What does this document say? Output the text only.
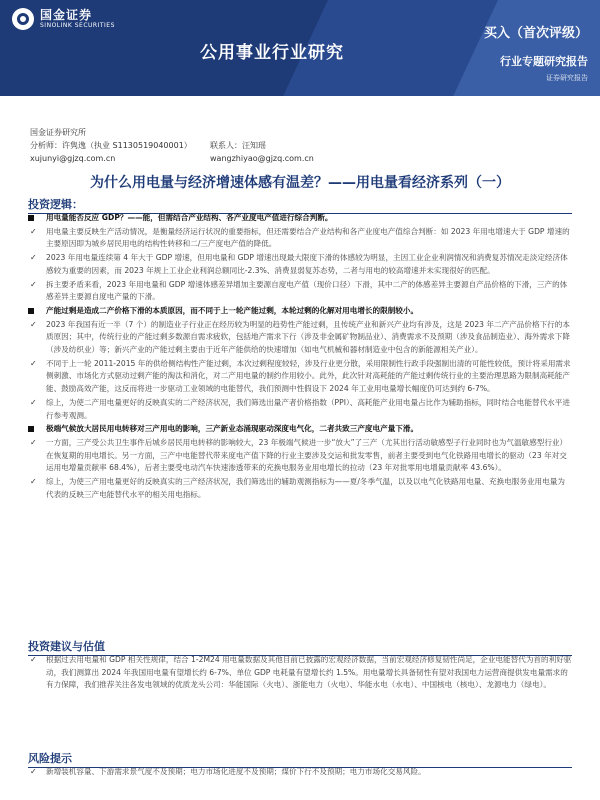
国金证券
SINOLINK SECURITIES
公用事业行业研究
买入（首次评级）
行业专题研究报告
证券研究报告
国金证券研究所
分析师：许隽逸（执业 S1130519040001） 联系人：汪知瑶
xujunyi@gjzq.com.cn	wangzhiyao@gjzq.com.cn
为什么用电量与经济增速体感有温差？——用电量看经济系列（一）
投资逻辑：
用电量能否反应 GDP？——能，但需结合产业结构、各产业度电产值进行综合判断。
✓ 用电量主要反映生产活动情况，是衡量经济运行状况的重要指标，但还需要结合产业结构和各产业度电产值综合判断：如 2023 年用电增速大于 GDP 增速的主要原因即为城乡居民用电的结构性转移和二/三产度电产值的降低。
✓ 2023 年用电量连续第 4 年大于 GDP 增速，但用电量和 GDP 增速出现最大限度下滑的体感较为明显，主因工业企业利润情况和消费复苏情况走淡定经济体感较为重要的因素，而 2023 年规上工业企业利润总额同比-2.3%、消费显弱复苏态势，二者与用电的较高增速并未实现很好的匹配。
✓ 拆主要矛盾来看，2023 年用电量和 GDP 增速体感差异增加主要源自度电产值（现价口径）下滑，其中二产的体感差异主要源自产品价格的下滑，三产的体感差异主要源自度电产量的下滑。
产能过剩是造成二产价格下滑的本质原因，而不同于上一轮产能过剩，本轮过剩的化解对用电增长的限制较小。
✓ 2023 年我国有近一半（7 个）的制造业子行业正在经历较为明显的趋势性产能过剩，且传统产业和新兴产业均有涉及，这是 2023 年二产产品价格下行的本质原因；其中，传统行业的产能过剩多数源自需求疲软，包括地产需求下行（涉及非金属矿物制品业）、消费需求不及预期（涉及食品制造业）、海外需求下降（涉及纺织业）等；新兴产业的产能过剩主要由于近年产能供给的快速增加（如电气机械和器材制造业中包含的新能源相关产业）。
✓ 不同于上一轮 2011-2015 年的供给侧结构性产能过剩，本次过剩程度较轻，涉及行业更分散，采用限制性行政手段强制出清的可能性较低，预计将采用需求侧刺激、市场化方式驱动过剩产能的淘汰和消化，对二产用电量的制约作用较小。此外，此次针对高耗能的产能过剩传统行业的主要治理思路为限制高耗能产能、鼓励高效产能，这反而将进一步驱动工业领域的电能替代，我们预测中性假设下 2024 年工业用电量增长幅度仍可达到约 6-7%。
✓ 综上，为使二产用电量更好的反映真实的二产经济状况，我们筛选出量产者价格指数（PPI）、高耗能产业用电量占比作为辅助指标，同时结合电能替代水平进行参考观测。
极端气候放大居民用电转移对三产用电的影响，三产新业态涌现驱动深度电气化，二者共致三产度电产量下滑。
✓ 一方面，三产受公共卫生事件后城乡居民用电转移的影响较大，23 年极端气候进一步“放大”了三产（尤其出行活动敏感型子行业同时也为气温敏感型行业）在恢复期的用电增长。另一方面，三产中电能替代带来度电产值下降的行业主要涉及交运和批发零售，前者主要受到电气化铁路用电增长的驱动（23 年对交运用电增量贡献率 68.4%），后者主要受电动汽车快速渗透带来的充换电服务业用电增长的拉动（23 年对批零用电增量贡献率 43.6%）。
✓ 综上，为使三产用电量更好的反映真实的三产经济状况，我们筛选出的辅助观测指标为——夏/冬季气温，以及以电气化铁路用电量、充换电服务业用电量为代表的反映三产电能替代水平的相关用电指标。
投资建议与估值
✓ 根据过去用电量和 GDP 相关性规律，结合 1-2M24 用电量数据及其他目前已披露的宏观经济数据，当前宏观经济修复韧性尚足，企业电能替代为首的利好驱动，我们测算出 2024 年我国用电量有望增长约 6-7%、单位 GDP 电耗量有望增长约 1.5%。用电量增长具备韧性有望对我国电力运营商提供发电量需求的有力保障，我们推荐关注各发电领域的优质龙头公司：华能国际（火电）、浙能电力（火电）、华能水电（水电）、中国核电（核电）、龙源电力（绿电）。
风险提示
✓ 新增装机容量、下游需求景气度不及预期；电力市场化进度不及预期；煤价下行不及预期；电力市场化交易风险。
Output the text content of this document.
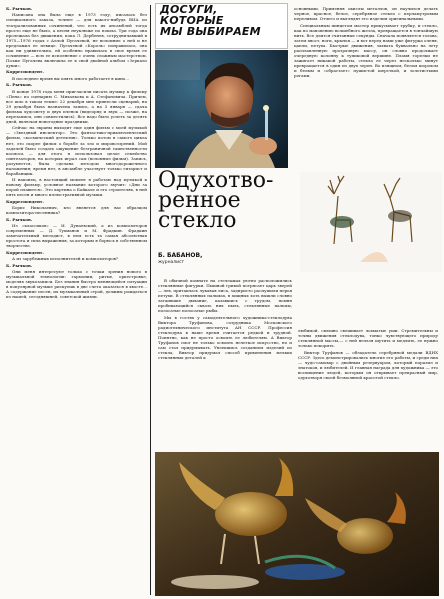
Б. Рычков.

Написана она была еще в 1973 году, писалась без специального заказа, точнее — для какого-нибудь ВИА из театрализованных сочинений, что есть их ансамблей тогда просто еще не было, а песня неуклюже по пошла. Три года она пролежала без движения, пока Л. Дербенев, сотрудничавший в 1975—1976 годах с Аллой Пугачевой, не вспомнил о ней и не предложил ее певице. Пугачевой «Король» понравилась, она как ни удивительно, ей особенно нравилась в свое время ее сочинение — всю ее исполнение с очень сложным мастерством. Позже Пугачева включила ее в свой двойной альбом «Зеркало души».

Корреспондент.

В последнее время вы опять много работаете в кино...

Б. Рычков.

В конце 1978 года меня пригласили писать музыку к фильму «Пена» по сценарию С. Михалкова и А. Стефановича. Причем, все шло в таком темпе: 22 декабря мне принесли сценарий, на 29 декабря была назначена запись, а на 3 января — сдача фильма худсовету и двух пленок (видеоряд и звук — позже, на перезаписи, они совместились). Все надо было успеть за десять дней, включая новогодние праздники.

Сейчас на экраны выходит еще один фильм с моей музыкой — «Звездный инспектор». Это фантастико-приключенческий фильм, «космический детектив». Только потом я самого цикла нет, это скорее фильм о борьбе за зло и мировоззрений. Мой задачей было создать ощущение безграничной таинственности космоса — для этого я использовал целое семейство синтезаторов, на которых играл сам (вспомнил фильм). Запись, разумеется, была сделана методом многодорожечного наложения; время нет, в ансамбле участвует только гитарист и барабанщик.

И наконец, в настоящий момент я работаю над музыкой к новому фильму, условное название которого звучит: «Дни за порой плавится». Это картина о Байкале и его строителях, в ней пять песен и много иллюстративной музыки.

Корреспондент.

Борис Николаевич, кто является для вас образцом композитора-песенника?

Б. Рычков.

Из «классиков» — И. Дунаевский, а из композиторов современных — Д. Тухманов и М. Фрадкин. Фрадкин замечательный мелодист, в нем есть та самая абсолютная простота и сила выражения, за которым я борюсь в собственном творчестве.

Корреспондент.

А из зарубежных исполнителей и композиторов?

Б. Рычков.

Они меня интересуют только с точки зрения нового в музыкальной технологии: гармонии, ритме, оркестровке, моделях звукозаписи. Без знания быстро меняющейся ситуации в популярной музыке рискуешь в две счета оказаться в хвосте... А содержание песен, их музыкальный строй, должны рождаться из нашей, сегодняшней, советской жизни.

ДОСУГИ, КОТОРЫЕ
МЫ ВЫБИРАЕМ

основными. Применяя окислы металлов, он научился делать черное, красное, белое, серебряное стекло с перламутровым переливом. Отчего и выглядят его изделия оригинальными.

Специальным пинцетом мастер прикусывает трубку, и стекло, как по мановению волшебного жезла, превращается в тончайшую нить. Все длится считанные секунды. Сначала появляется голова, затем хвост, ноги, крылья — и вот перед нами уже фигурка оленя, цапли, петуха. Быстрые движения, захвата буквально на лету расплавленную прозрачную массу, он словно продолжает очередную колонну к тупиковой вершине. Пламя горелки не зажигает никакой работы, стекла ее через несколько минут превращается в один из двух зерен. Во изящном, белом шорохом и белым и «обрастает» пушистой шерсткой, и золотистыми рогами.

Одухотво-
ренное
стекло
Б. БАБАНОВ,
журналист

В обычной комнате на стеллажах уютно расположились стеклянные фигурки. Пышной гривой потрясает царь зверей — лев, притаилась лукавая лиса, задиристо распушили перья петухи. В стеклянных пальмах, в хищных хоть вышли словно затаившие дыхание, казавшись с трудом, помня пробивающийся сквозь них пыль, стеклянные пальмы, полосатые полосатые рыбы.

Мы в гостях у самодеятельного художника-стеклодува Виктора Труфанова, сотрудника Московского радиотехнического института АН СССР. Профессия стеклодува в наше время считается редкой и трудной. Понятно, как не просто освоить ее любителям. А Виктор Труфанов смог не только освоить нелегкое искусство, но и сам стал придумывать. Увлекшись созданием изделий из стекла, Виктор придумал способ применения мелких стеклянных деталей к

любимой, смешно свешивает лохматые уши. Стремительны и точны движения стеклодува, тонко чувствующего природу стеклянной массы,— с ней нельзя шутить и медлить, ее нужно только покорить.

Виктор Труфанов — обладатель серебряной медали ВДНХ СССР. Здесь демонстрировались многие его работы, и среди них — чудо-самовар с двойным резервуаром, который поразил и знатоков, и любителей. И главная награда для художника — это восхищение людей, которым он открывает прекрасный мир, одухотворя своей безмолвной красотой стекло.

REQUEST:
Give only the number of lines in the entries above that hold the string "text".

RIGHT ANSWER:
2